Extracted records:
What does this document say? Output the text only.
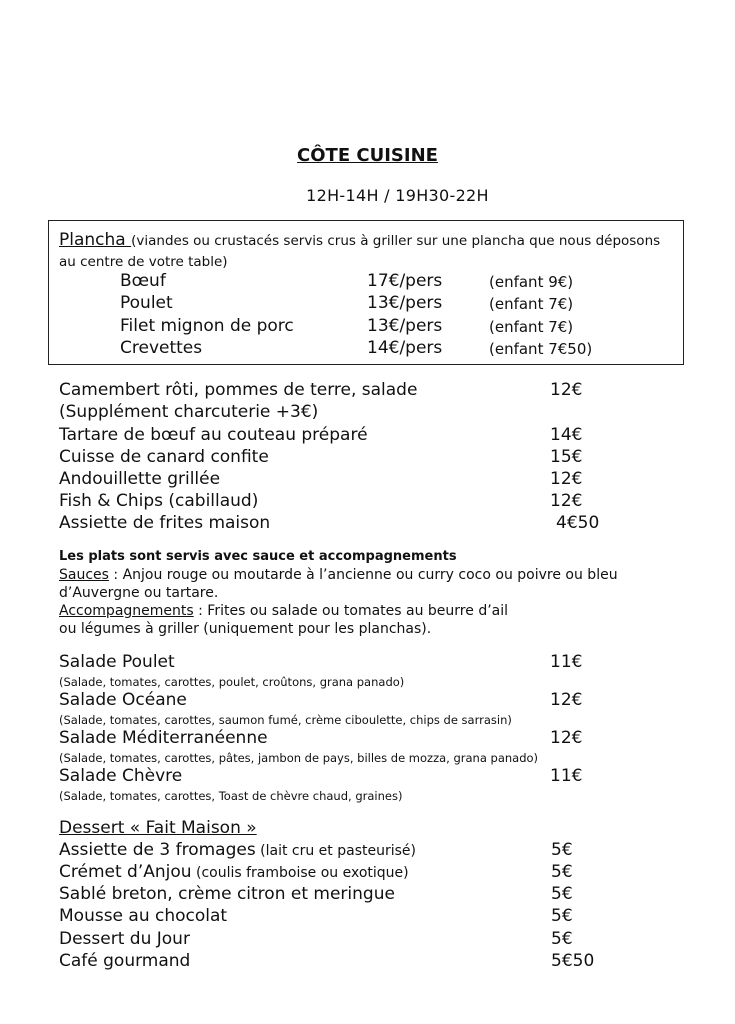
CÔTE CUISINE
12H-14H / 19H30-22H
Plancha (viandes ou crustacés servis crus à griller sur une plancha que nous déposons au centre de votre table)
Bœuf	17€/pers	(enfant 9€)
Poulet	13€/pers	(enfant 7€)
Filet mignon de porc	13€/pers	(enfant 7€)
Crevettes	14€/pers	(enfant 7€50)
Camembert rôti, pommes de terre, salade	12€
(Supplément charcuterie +3€)
Tartare de bœuf au couteau préparé	14€
Cuisse de canard confite	15€
Andouillette grillée	12€
Fish & Chips (cabillaud)	12€
Assiette de frites maison	4€50
Les plats sont servis avec sauce et accompagnements
Sauces : Anjou rouge ou moutarde à l’ancienne ou curry coco ou poivre ou bleu
d’Auvergne ou tartare.
Accompagnements : Frites ou salade ou tomates au beurre d’ail
ou légumes à griller (uniquement pour les planchas).
Salade Poulet	11€
(Salade, tomates, carottes, poulet, croûtons, grana panado)
Salade Océane	12€
(Salade, tomates, carottes, saumon fumé, crème ciboulette, chips de sarrasin)
Salade Méditerranéenne	12€
(Salade, tomates, carottes, pâtes, jambon de pays, billes de mozza, grana panado)
Salade Chèvre	11€
(Salade, tomates, carottes, Toast de chèvre chaud, graines)
Dessert « Fait Maison »
Assiette de 3 fromages (lait cru et pasteurisé)	5€
Crémet d’Anjou (coulis framboise ou exotique)	5€
Sablé breton, crème citron et meringue	5€
Mousse au chocolat	5€
Dessert du Jour	5€
Café gourmand	5€50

* To do:
Copy the entries above faithfully and omit every image.

* Answer in full:
What does this document say? Output the text only.
CÔTE CUISINE
12H-14H / 19H30-22H
Plancha (viandes ou crustacés servis crus à griller sur une plancha que nous déposons au centre de votre table)
Bœuf	17€/pers	(enfant 9€)
Poulet	13€/pers	(enfant 7€)
Filet mignon de porc	13€/pers	(enfant 7€)
Crevettes	14€/pers	(enfant 7€50)
Camembert rôti, pommes de terre, salade	12€
(Supplément charcuterie +3€)
Tartare de bœuf au couteau préparé	14€
Cuisse de canard confite	15€
Andouillette grillée	12€
Fish & Chips (cabillaud)	12€
Assiette de frites maison	4€50
Les plats sont servis avec sauce et accompagnements
Sauces : Anjou rouge ou moutarde à l’ancienne ou curry coco ou poivre ou bleu
d’Auvergne ou tartare.
Accompagnements : Frites ou salade ou tomates au beurre d’ail
ou légumes à griller (uniquement pour les planchas).
Salade Poulet	11€
(Salade, tomates, carottes, poulet, croûtons, grana panado)
Salade Océane	12€
(Salade, tomates, carottes, saumon fumé, crème ciboulette, chips de sarrasin)
Salade Méditerranéenne	12€
(Salade, tomates, carottes, pâtes, jambon de pays, billes de mozza, grana panado)
Salade Chèvre	11€
(Salade, tomates, carottes, Toast de chèvre chaud, graines)
Dessert « Fait Maison »
Assiette de 3 fromages (lait cru et pasteurisé)	5€
Crémet d’Anjou (coulis framboise ou exotique)	5€
Sablé breton, crème citron et meringue	5€
Mousse au chocolat	5€
Dessert du Jour	5€
Café gourmand	5€50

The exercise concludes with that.